>>>>>

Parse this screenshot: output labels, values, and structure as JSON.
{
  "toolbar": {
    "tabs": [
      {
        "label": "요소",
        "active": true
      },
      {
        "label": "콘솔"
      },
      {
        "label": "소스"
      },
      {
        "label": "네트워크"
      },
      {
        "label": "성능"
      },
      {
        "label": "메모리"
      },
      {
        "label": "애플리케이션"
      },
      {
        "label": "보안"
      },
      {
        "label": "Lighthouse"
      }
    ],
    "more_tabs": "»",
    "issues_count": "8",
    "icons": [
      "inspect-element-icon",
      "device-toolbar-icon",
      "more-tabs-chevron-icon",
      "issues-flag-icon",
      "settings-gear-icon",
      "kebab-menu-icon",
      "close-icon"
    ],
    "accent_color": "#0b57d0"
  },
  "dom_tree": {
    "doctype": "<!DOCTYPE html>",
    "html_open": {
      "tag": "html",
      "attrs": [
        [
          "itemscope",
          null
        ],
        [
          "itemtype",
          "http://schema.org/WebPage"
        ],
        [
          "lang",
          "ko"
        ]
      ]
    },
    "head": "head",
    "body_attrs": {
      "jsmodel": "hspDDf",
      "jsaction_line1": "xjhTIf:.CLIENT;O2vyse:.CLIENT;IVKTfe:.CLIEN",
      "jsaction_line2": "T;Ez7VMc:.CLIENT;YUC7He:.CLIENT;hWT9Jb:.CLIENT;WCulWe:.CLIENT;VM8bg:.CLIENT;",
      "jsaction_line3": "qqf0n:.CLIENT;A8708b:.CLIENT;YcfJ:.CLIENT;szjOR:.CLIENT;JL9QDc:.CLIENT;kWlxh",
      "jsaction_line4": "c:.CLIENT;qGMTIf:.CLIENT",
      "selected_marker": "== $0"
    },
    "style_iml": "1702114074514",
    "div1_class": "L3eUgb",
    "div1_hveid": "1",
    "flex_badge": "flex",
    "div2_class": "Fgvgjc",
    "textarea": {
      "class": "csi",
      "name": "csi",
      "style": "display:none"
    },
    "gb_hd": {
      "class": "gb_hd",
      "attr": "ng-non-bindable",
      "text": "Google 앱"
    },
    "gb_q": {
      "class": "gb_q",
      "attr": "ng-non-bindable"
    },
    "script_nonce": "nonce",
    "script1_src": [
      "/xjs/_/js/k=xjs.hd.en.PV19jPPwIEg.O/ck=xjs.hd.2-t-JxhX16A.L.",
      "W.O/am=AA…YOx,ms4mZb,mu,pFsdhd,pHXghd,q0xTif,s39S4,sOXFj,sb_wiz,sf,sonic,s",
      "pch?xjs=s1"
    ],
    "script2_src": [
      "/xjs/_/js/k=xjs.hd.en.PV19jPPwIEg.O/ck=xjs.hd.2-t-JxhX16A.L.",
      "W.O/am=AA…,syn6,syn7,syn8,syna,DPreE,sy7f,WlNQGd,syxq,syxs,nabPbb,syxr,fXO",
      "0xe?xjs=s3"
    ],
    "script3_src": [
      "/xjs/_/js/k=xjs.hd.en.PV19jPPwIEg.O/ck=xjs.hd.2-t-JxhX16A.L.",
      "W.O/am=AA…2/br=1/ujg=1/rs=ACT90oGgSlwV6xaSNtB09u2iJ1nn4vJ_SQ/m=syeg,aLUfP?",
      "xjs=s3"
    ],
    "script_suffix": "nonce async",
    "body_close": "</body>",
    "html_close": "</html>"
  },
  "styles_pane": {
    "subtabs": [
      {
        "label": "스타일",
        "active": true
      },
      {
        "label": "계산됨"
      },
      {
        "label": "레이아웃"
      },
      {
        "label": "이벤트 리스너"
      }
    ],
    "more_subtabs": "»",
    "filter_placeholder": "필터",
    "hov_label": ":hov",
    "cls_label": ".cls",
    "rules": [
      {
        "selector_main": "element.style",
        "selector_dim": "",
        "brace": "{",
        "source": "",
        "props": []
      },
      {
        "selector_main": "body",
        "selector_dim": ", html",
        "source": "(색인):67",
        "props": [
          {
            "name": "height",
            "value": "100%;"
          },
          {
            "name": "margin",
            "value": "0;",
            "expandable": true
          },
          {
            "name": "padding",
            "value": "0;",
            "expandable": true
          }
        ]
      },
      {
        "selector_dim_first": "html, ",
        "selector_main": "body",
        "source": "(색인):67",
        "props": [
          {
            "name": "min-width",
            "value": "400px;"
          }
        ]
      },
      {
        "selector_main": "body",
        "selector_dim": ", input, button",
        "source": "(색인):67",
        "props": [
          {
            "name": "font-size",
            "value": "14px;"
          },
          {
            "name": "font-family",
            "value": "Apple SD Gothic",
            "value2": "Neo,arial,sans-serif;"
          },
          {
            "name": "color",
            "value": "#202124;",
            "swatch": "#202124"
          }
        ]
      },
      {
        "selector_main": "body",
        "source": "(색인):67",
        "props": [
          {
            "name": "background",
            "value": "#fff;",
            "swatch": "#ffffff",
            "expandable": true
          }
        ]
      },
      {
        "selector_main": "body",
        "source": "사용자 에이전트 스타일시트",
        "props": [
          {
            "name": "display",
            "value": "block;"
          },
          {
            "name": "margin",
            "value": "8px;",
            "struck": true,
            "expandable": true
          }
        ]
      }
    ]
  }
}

<<<<<

= WRITTEN PROBLEM =
Give a word-for-word copy of the records.

= SOLUTION FOR THIS EXERCISE =
Parse this screenshot: output labels, values, and structure as JSON.
{
  "toolbar": {
    "tabs": [
      {
        "label": "요소",
        "active": true
      },
      {
        "label": "콘솔"
      },
      {
        "label": "소스"
      },
      {
        "label": "네트워크"
      },
      {
        "label": "성능"
      },
      {
        "label": "메모리"
      },
      {
        "label": "애플리케이션"
      },
      {
        "label": "보안"
      },
      {
        "label": "Lighthouse"
      }
    ],
    "more_tabs": "»",
    "issues_count": "8",
    "icons": [
      "inspect-element-icon",
      "device-toolbar-icon",
      "more-tabs-chevron-icon",
      "issues-flag-icon",
      "settings-gear-icon",
      "kebab-menu-icon",
      "close-icon"
    ],
    "accent_color": "#0b57d0"
  },
  "dom_tree": {
    "doctype": "<!DOCTYPE html>",
    "html_open": {
      "tag": "html",
      "attrs": [
        [
          "itemscope",
          null
        ],
        [
          "itemtype",
          "http://schema.org/WebPage"
        ],
        [
          "lang",
          "ko"
        ]
      ]
    },
    "head": "head",
    "body_attrs": {
      "jsmodel": "hspDDf",
      "jsaction_line1": "xjhTIf:.CLIENT;O2vyse:.CLIENT;IVKTfe:.CLIEN",
      "jsaction_line2": "T;Ez7VMc:.CLIENT;YUC7He:.CLIENT;hWT9Jb:.CLIENT;WCulWe:.CLIENT;VM8bg:.CLIENT;",
      "jsaction_line3": "qqf0n:.CLIENT;A8708b:.CLIENT;YcfJ:.CLIENT;szjOR:.CLIENT;JL9QDc:.CLIENT;kWlxh",
      "jsaction_line4": "c:.CLIENT;qGMTIf:.CLIENT",
      "selected_marker": "== $0"
    },
    "style_iml": "1702114074514",
    "div1_class": "L3eUgb",
    "div1_hveid": "1",
    "flex_badge": "flex",
    "div2_class": "Fgvgjc",
    "textarea": {
      "class": "csi",
      "name": "csi",
      "style": "display:none"
    },
    "gb_hd": {
      "class": "gb_hd",
      "attr": "ng-non-bindable",
      "text": "Google 앱"
    },
    "gb_q": {
      "class": "gb_q",
      "attr": "ng-non-bindable"
    },
    "script_nonce": "nonce",
    "script1_src": [
      "/xjs/_/js/k=xjs.hd.en.PV19jPPwIEg.O/ck=xjs.hd.2-t-JxhX16A.L.",
      "W.O/am=AA…YOx,ms4mZb,mu,pFsdhd,pHXghd,q0xTif,s39S4,sOXFj,sb_wiz,sf,sonic,s",
      "pch?xjs=s1"
    ],
    "script2_src": [
      "/xjs/_/js/k=xjs.hd.en.PV19jPPwIEg.O/ck=xjs.hd.2-t-JxhX16A.L.",
      "W.O/am=AA…,syn6,syn7,syn8,syna,DPreE,sy7f,WlNQGd,syxq,syxs,nabPbb,syxr,fXO",
      "0xe?xjs=s3"
    ],
    "script3_src": [
      "/xjs/_/js/k=xjs.hd.en.PV19jPPwIEg.O/ck=xjs.hd.2-t-JxhX16A.L.",
      "W.O/am=AA…2/br=1/ujg=1/rs=ACT90oGgSlwV6xaSNtB09u2iJ1nn4vJ_SQ/m=syeg,aLUfP?",
      "xjs=s3"
    ],
    "script_suffix": "nonce async",
    "body_close": "</body>",
    "html_close": "</html>"
  },
  "styles_pane": {
    "subtabs": [
      {
        "label": "스타일",
        "active": true
      },
      {
        "label": "계산됨"
      },
      {
        "label": "레이아웃"
      },
      {
        "label": "이벤트 리스너"
      }
    ],
    "more_subtabs": "»",
    "filter_placeholder": "필터",
    "hov_label": ":hov",
    "cls_label": ".cls",
    "rules": [
      {
        "selector_main": "element.style",
        "selector_dim": "",
        "brace": "{",
        "source": "",
        "props": []
      },
      {
        "selector_main": "body",
        "selector_dim": ", html",
        "source": "(색인):67",
        "props": [
          {
            "name": "height",
            "value": "100%;"
          },
          {
            "name": "margin",
            "value": "0;",
            "expandable": true
          },
          {
            "name": "padding",
            "value": "0;",
            "expandable": true
          }
        ]
      },
      {
        "selector_dim_first": "html, ",
        "selector_main": "body",
        "source": "(색인):67",
        "props": [
          {
            "name": "min-width",
            "value": "400px;"
          }
        ]
      },
      {
        "selector_main": "body",
        "selector_dim": ", input, button",
        "source": "(색인):67",
        "props": [
          {
            "name": "font-size",
            "value": "14px;"
          },
          {
            "name": "font-family",
            "value": "Apple SD Gothic",
            "value2": "Neo,arial,sans-serif;"
          },
          {
            "name": "color",
            "value": "#202124;",
            "swatch": "#202124"
          }
        ]
      },
      {
        "selector_main": "body",
        "source": "(색인):67",
        "props": [
          {
            "name": "background",
            "value": "#fff;",
            "swatch": "#ffffff",
            "expandable": true
          }
        ]
      },
      {
        "selector_main": "body",
        "source": "사용자 에이전트 스타일시트",
        "props": [
          {
            "name": "display",
            "value": "block;"
          },
          {
            "name": "margin",
            "value": "8px;",
            "struck": true,
            "expandable": true
          }
        ]
      }
    ]
  }
}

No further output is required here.